*Provided records*
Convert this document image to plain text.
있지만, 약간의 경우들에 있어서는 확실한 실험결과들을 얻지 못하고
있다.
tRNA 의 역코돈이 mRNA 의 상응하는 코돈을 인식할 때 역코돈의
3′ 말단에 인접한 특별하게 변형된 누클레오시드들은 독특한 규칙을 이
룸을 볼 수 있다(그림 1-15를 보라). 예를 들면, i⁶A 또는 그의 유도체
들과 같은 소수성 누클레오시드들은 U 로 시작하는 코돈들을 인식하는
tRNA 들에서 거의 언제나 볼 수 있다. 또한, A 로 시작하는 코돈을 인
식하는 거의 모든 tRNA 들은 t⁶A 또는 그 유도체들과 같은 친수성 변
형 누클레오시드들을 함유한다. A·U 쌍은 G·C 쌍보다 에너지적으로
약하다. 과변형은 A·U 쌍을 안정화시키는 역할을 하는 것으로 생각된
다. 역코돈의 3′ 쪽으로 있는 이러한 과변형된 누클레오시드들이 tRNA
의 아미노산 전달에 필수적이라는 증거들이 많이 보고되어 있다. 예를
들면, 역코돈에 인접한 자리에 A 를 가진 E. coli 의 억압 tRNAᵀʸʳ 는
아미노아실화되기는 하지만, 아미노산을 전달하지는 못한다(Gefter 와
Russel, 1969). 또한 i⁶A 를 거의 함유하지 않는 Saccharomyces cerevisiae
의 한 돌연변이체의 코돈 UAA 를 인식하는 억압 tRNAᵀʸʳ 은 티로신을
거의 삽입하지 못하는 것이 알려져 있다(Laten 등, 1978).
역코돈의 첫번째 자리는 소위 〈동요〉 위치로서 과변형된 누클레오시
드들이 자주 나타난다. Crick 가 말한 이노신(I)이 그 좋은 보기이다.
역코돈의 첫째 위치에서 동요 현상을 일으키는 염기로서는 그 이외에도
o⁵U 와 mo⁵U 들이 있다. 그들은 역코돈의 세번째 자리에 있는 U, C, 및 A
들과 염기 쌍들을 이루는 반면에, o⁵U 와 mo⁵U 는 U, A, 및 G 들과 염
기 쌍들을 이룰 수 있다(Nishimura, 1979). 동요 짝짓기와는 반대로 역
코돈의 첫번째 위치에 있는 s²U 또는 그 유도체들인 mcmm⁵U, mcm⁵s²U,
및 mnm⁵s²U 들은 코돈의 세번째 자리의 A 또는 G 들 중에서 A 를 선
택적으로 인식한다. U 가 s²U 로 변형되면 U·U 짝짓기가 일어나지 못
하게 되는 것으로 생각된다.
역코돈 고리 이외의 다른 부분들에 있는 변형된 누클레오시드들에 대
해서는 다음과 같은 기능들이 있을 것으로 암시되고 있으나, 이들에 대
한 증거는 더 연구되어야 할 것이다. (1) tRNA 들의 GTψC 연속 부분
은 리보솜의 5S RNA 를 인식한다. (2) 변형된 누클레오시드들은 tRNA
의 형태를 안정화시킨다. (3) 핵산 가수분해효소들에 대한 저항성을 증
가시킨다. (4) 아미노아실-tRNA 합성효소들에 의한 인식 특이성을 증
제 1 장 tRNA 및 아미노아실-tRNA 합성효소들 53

*Directions*
Restate the data above exactly, keeping each word as it stands.

*Written response*
Convert this document image to plain text.
있지만, 약간의 경우들에 있어서는 확실한 실험결과들을 얻지 못하고
있다.
tRNA 의 역코돈이 mRNA 의 상응하는 코돈을 인식할 때 역코돈의
3′ 말단에 인접한 특별하게 변형된 누클레오시드들은 독특한 규칙을 이
룸을 볼 수 있다(그림 1-15를 보라). 예를 들면, i⁶A 또는 그의 유도체
들과 같은 소수성 누클레오시드들은 U 로 시작하는 코돈들을 인식하는
tRNA 들에서 거의 언제나 볼 수 있다. 또한, A 로 시작하는 코돈을 인
식하는 거의 모든 tRNA 들은 t⁶A 또는 그 유도체들과 같은 친수성 변
형 누클레오시드들을 함유한다. A·U 쌍은 G·C 쌍보다 에너지적으로
약하다. 과변형은 A·U 쌍을 안정화시키는 역할을 하는 것으로 생각된
다. 역코돈의 3′ 쪽으로 있는 이러한 과변형된 누클레오시드들이 tRNA
의 아미노산 전달에 필수적이라는 증거들이 많이 보고되어 있다. 예를
들면, 역코돈에 인접한 자리에 A 를 가진 E. coli 의 억압 tRNAᵀʸʳ 는
아미노아실화되기는 하지만, 아미노산을 전달하지는 못한다(Gefter 와
Russel, 1969). 또한 i⁶A 를 거의 함유하지 않는 Saccharomyces cerevisiae
의 한 돌연변이체의 코돈 UAA 를 인식하는 억압 tRNAᵀʸʳ 은 티로신을
거의 삽입하지 못하는 것이 알려져 있다(Laten 등, 1978).
역코돈의 첫번째 자리는 소위 〈동요〉 위치로서 과변형된 누클레오시
드들이 자주 나타난다. Crick 가 말한 이노신(I)이 그 좋은 보기이다.
역코돈의 첫째 위치에서 동요 현상을 일으키는 염기로서는 그 이외에도
o⁵U 와 mo⁵U 들이 있다. 그들은 역코돈의 세번째 자리에 있는 U, C, 및 A
들과 염기 쌍들을 이루는 반면에, o⁵U 와 mo⁵U 는 U, A, 및 G 들과 염
기 쌍들을 이룰 수 있다(Nishimura, 1979). 동요 짝짓기와는 반대로 역
코돈의 첫번째 위치에 있는 s²U 또는 그 유도체들인 mcmm⁵U, mcm⁵s²U,
및 mnm⁵s²U 들은 코돈의 세번째 자리의 A 또는 G 들 중에서 A 를 선
택적으로 인식한다. U 가 s²U 로 변형되면 U·U 짝짓기가 일어나지 못
하게 되는 것으로 생각된다.
역코돈 고리 이외의 다른 부분들에 있는 변형된 누클레오시드들에 대
해서는 다음과 같은 기능들이 있을 것으로 암시되고 있으나, 이들에 대
한 증거는 더 연구되어야 할 것이다. (1) tRNA 들의 GTψC 연속 부분
은 리보솜의 5S RNA 를 인식한다. (2) 변형된 누클레오시드들은 tRNA
의 형태를 안정화시킨다. (3) 핵산 가수분해효소들에 대한 저항성을 증
가시킨다. (4) 아미노아실-tRNA 합성효소들에 의한 인식 특이성을 증
제 1 장 tRNA 및 아미노아실-tRNA 합성효소들 53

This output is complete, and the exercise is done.